Task prompt - Retype each record below word for word. Leave the pictures out.

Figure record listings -
============================================================
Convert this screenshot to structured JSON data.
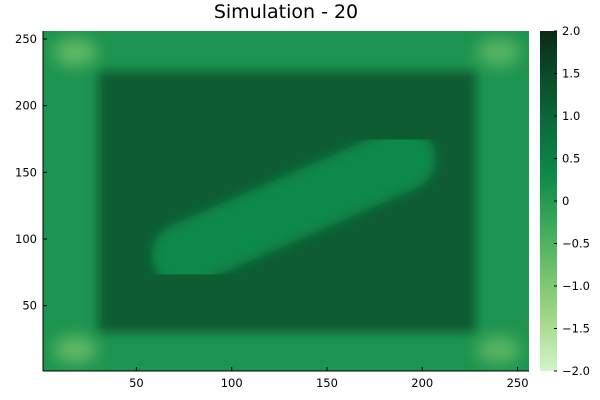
{
  "chart_data": {
    "type": "heatmap",
    "title": "Simulation - 20",
    "xlabel": "",
    "ylabel": "",
    "xlim": [
      1,
      256
    ],
    "ylim": [
      1,
      256
    ],
    "x_ticks": [
      50,
      100,
      150,
      200,
      250
    ],
    "y_ticks": [
      50,
      100,
      150,
      200,
      250
    ],
    "colorbar": {
      "min": -2.0,
      "max": 2.0,
      "ticks": [
        2.0,
        1.5,
        1.0,
        0.5,
        0,
        -0.5,
        -1.0,
        -1.5,
        -2.0
      ],
      "tick_labels": [
        "2.0",
        "1.5",
        "1.0",
        "0.5",
        "0",
        "−0.5",
        "−1.0",
        "−1.5",
        "−2.0"
      ],
      "colormap": [
        "#d2f5cd",
        "#a6d98d",
        "#73c26c",
        "#3ba95a",
        "#0e8a4a",
        "#0b6e3b",
        "#0a4f2b",
        "#0b2a17"
      ]
    },
    "field": {
      "background_value": 0.1,
      "inner_region": {
        "x_range": [
          30,
          228
        ],
        "y_range": [
          30,
          226
        ],
        "value": 1.2
      },
      "bar": {
        "from": [
          75,
          88
        ],
        "to": [
          190,
          160
        ],
        "value": 0.3
      },
      "corner_spots": [
        {
          "x": 18,
          "y": 240,
          "value": -0.8
        },
        {
          "x": 240,
          "y": 240,
          "value": -0.7
        },
        {
          "x": 18,
          "y": 17,
          "value": -0.8
        },
        {
          "x": 240,
          "y": 17,
          "value": -0.7
        }
      ]
    }
  }
}
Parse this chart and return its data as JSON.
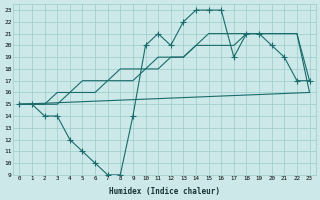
============================================================
Complete output -
Convert this screenshot to structured JSON data.
{
  "chart_data": {
    "type": "heatmap",
    "title": "Simulation - 20",
    "xlabel": "",
    "ylabel": "",
    "xlim": [
      1,
      256
    ],
    "ylim": [
      1,
      256
    ],
    "x_ticks": [
      50,
      100,
      150,
      200,
      250
    ],
    "y_ticks": [
      50,
      100,
      150,
      200,
      250
    ],
    "colorbar": {
      "min": -2.0,
      "max": 2.0,
      "ticks": [
        2.0,
        1.5,
        1.0,
        0.5,
        0,
        -0.5,
        -1.0,
        -1.5,
        -2.0
      ],
      "tick_labels": [
        "2.0",
        "1.5",
        "1.0",
        "0.5",
        "0",
        "−0.5",
        "−1.0",
        "−1.5",
        "−2.0"
      ],
      "colormap": [
        "#d2f5cd",
        "#a6d98d",
        "#73c26c",
        "#3ba95a",
        "#0e8a4a",
        "#0b6e3b",
        "#0a4f2b",
        "#0b2a17"
      ]
    },
    "field": {
      "background_value": 0.1,
      "inner_region": {
        "x_range": [
          30,
          228
        ],
        "y_range": [
          30,
          226
        ],
        "value": 1.2
      },
      "bar": {
        "from": [
          75,
          88
        ],
        "to": [
          190,
          160
        ],
        "value": 0.3
      },
      "corner_spots": [
        {
          "x": 18,
          "y": 240,
          "value": -0.8
        },
        {
          "x": 240,
          "y": 240,
          "value": -0.7
        },
        {
          "x": 18,
          "y": 17,
          "value": -0.8
        },
        {
          "x": 240,
          "y": 17,
          "value": -0.7
        }
      ]
    }
  }
}
Parse this chart and return its data as JSON.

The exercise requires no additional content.